:: TO BE DONE ::
Find the number of lines containing the string "NiTi" in the data. Answer with the number by itself.

Data entries for graphics
● ● ●
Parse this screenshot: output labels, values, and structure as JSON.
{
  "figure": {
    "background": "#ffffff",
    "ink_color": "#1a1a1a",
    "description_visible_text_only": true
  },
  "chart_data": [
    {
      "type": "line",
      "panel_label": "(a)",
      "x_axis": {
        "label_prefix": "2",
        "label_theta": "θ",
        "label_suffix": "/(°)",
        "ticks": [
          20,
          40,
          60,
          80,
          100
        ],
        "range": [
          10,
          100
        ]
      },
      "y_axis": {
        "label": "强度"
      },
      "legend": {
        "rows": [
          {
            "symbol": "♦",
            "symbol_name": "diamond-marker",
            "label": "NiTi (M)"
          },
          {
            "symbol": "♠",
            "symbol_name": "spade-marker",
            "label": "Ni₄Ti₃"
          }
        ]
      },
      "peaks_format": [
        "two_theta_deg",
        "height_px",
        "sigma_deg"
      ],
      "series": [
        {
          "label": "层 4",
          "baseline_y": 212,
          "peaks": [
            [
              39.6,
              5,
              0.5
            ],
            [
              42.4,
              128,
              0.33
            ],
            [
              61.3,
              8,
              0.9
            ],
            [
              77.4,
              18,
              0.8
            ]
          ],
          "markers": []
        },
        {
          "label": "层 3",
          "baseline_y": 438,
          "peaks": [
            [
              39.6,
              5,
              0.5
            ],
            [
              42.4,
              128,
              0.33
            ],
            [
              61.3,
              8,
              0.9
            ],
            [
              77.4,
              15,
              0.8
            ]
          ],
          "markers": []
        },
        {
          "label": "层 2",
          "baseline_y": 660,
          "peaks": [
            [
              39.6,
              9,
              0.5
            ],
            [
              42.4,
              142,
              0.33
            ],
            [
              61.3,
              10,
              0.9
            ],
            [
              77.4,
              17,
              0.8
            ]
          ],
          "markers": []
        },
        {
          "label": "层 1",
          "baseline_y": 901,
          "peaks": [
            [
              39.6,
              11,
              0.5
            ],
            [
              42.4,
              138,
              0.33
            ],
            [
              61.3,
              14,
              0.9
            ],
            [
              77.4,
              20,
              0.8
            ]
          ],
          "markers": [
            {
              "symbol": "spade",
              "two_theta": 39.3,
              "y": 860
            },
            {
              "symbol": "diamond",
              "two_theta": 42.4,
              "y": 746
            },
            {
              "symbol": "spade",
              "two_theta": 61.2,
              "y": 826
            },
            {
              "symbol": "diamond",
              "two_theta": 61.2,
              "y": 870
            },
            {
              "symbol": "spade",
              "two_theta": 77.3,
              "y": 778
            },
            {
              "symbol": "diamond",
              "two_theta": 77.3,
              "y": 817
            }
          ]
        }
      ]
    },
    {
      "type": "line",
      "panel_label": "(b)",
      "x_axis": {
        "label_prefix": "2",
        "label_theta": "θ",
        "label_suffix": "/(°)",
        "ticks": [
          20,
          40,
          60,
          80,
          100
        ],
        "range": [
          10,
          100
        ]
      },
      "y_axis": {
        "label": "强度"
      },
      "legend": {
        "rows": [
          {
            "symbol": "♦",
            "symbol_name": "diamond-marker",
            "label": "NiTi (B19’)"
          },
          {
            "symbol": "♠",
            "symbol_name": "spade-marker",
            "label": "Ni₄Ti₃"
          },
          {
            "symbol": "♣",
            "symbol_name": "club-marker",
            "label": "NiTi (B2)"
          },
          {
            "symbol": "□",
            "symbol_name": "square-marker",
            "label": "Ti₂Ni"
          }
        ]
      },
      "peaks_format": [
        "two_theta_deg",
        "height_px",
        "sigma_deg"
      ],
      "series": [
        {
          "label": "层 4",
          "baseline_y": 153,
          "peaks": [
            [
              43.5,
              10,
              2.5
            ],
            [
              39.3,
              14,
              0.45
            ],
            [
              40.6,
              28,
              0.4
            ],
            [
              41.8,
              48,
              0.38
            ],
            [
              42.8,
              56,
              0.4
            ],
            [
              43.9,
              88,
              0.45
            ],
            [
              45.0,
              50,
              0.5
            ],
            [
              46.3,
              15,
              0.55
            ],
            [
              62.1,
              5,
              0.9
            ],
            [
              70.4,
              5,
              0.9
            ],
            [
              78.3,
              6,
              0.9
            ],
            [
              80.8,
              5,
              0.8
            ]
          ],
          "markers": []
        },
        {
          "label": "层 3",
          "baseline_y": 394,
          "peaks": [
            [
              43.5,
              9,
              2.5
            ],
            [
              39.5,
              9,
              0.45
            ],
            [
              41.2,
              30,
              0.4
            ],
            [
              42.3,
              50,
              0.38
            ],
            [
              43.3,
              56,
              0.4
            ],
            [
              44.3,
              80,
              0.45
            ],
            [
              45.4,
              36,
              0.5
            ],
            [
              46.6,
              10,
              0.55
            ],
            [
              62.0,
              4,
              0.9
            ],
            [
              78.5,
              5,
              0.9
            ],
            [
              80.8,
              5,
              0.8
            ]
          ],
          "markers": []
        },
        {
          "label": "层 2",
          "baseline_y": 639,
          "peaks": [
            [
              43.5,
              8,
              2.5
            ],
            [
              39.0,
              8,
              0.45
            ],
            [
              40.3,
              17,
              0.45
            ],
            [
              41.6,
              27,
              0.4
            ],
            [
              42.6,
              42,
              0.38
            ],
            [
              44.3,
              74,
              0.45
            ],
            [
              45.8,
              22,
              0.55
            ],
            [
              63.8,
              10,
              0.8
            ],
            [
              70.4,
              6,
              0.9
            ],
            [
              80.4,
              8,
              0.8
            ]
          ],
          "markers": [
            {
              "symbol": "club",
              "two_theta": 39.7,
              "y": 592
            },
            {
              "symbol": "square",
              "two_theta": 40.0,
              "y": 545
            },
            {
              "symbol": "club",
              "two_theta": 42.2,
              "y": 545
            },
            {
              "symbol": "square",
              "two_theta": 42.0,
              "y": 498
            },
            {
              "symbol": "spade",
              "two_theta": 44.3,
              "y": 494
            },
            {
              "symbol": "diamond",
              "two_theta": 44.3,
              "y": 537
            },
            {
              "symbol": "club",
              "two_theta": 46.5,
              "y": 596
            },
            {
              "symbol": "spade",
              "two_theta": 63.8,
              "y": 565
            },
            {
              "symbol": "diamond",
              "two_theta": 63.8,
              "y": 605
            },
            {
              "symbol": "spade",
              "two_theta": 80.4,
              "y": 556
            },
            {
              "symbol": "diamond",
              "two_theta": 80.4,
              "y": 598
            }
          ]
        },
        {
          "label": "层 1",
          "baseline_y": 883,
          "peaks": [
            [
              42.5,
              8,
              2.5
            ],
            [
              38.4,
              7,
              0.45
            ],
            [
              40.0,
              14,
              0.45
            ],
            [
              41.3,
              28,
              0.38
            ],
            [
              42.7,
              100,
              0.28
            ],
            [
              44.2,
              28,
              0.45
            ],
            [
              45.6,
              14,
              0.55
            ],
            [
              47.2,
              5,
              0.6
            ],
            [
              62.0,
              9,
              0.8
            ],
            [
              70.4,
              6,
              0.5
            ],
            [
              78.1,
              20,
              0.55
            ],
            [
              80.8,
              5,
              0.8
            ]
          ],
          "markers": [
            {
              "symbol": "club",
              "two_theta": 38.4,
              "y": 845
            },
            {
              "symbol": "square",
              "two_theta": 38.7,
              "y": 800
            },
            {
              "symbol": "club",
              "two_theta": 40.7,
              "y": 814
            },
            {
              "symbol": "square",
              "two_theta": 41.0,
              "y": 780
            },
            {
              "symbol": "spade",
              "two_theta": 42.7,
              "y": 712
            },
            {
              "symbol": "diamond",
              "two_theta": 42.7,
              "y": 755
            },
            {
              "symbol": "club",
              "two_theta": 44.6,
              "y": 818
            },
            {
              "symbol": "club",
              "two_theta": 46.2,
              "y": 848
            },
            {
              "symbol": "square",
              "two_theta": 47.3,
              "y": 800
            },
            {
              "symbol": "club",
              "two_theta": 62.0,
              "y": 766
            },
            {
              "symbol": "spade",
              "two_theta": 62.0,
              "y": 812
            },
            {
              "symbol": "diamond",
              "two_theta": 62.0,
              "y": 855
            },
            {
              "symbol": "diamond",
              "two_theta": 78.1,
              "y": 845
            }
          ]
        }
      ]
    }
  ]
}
● ● ●
:: EXERCISE RESPONSE ::
3